> **GOAL**
Tally up the lines that include "káng" and state that number by itself.

———

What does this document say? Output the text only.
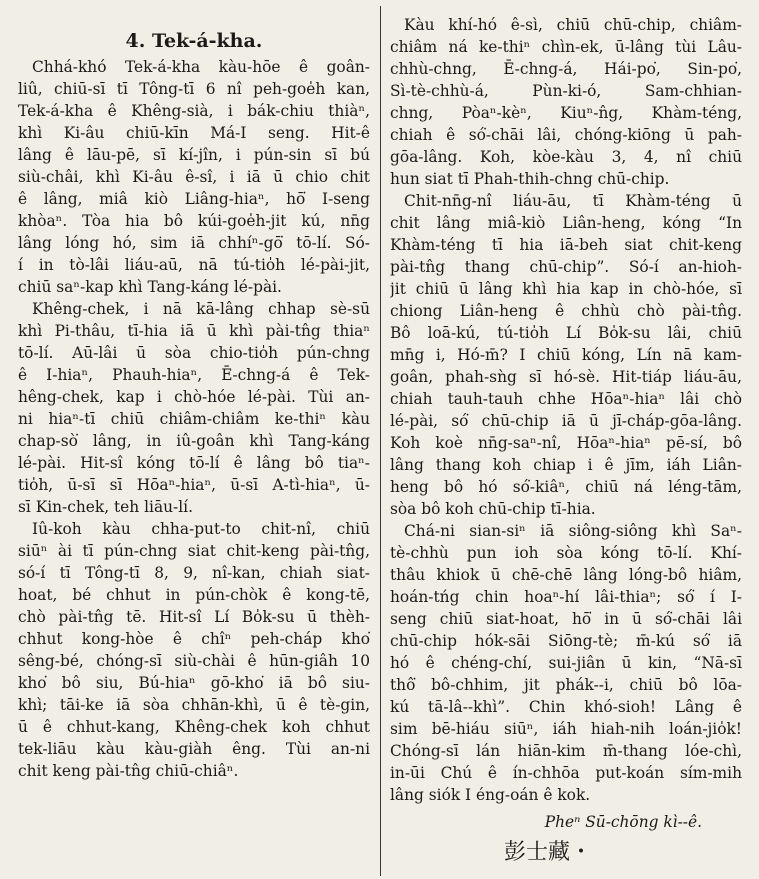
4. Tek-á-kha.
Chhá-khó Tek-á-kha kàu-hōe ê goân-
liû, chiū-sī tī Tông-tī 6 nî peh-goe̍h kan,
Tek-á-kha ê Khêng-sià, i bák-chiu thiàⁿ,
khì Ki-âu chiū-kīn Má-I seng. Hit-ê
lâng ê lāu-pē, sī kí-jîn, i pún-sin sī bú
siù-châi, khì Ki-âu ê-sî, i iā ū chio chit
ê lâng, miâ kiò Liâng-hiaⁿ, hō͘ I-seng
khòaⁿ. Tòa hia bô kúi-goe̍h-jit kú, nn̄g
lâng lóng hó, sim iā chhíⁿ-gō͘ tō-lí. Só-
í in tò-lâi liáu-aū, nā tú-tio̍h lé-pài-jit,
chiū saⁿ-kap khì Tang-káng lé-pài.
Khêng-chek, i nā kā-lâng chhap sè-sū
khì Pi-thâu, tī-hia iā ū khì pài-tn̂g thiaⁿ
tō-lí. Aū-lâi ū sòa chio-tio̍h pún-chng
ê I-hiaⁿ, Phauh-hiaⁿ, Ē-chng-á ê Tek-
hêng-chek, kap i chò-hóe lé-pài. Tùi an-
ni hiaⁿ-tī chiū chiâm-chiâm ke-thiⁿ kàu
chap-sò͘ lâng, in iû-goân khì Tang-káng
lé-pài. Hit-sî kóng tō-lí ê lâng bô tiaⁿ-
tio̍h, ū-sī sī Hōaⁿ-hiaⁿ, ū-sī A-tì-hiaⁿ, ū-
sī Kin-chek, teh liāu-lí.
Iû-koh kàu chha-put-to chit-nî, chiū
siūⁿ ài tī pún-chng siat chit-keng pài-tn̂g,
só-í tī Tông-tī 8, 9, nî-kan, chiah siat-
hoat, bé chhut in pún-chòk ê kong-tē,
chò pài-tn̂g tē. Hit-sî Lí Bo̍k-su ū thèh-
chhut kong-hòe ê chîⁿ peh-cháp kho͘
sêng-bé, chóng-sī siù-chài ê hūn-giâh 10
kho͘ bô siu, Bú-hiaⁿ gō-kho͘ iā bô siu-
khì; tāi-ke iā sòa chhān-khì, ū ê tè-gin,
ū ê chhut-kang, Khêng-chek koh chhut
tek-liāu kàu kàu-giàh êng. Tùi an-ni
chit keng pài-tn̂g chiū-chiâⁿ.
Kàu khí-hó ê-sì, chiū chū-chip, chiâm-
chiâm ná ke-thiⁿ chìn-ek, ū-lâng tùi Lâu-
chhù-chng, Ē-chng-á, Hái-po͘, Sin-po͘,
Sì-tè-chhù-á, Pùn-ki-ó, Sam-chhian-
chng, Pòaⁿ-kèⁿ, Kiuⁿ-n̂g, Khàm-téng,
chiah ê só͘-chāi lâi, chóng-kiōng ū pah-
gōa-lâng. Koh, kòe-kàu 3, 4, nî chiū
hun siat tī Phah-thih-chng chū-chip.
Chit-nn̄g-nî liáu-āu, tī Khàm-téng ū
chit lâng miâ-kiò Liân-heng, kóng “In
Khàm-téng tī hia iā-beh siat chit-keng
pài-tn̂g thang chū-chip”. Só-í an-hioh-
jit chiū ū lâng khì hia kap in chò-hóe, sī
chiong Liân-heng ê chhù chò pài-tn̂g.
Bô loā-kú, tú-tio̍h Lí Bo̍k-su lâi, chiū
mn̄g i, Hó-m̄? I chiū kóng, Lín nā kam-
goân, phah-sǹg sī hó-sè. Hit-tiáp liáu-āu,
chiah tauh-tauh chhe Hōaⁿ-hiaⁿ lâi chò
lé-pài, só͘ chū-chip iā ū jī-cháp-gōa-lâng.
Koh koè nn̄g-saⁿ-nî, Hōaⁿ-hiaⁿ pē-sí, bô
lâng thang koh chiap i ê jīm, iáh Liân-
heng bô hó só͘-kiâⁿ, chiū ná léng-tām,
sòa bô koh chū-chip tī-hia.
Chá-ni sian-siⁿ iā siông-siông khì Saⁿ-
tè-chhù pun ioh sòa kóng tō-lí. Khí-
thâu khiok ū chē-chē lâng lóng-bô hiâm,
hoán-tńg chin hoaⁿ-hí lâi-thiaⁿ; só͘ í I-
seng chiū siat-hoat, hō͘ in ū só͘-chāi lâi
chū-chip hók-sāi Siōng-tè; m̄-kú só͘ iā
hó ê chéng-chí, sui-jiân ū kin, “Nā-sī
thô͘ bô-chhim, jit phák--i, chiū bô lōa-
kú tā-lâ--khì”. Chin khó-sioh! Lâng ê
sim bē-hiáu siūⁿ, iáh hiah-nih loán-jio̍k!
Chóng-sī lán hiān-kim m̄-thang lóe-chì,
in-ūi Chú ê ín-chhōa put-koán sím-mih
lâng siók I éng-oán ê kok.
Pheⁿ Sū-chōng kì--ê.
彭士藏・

———

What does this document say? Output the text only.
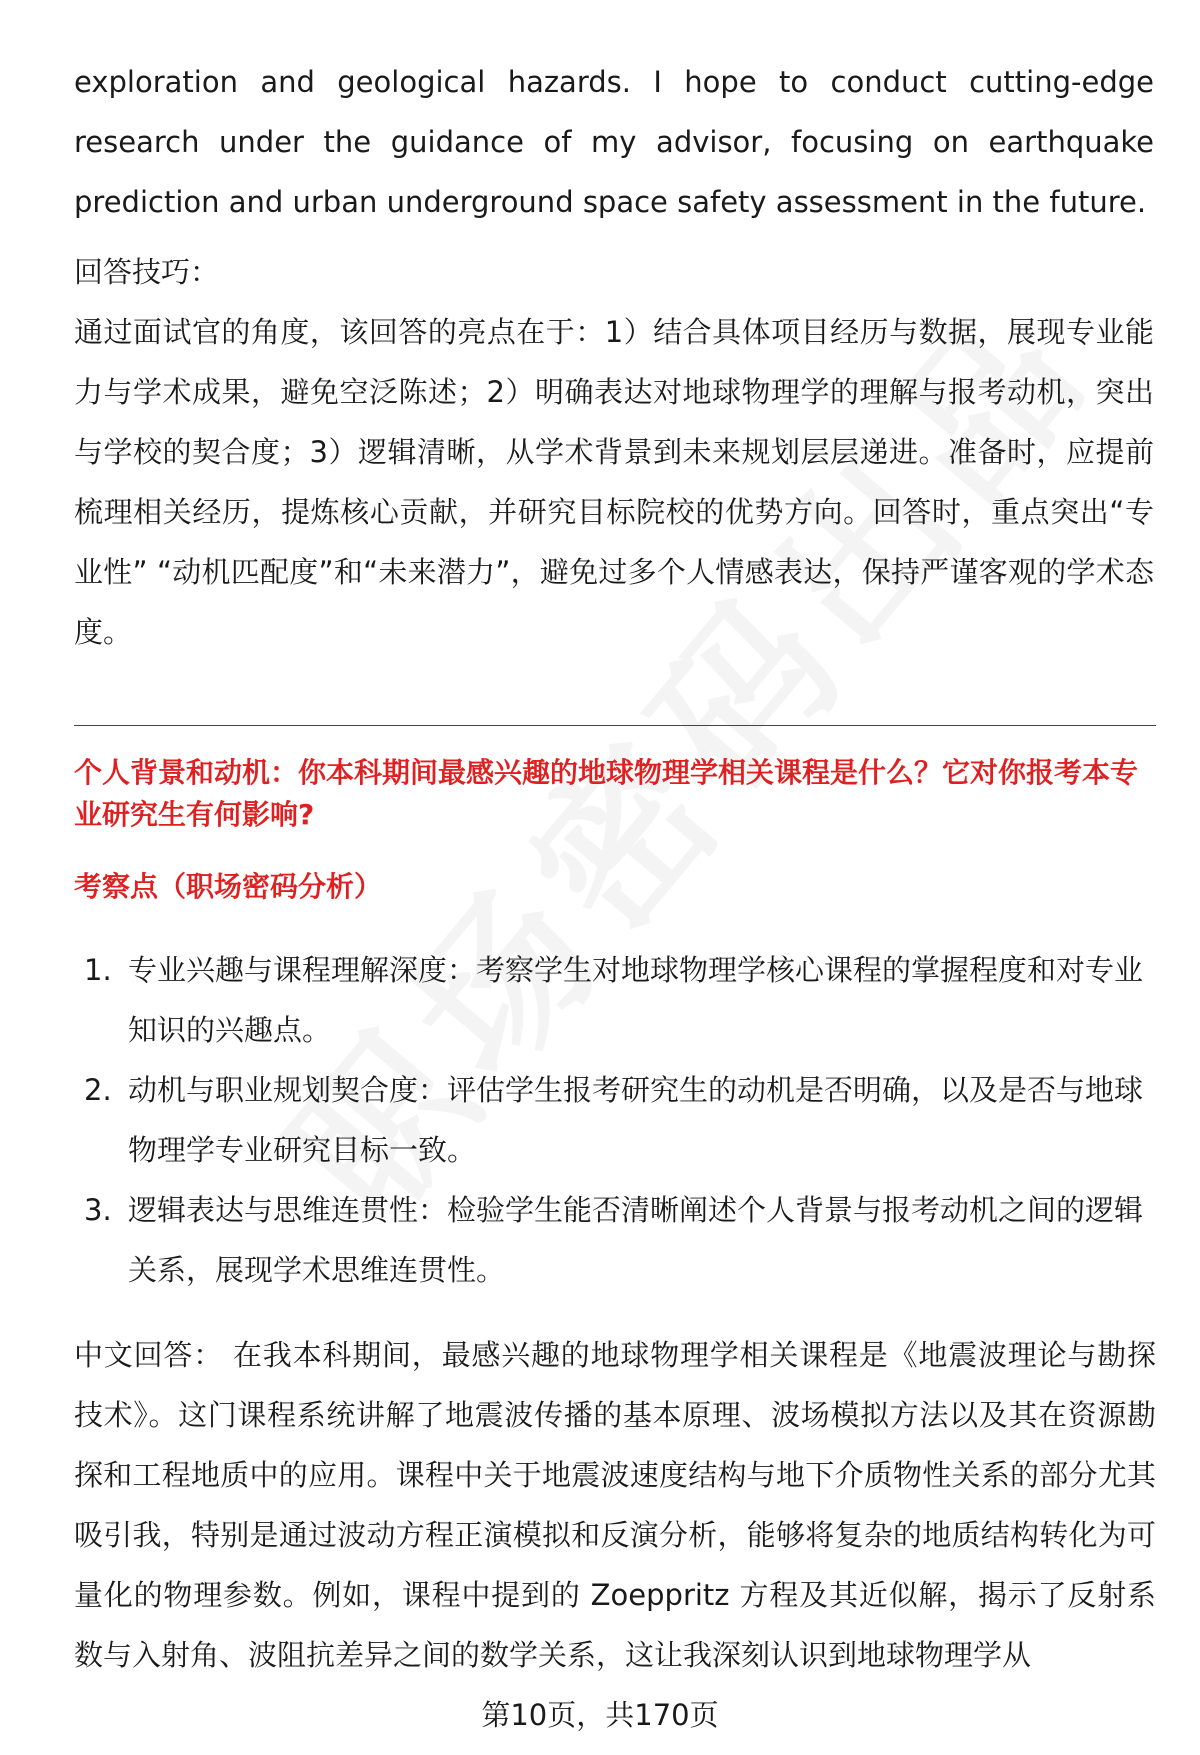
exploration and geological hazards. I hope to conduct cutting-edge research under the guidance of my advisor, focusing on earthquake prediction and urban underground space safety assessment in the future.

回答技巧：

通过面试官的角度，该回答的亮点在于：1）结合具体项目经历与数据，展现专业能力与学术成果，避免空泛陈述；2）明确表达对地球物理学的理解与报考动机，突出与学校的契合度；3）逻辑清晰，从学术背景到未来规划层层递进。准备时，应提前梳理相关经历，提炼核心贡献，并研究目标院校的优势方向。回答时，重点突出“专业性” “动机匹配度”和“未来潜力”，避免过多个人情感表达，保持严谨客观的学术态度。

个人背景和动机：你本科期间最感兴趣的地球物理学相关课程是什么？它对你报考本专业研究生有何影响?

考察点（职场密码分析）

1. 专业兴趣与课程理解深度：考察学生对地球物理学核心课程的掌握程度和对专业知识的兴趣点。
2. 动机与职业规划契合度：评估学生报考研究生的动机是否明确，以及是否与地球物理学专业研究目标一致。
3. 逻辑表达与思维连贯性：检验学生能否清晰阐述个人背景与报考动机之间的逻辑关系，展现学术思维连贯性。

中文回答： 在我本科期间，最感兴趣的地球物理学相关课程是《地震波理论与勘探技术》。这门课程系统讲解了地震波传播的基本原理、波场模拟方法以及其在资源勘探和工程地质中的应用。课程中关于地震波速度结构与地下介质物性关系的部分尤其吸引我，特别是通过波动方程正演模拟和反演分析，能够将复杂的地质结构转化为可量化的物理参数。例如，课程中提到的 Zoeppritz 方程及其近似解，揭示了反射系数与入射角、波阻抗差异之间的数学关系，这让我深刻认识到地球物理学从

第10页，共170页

———

> **RESPONSE**
2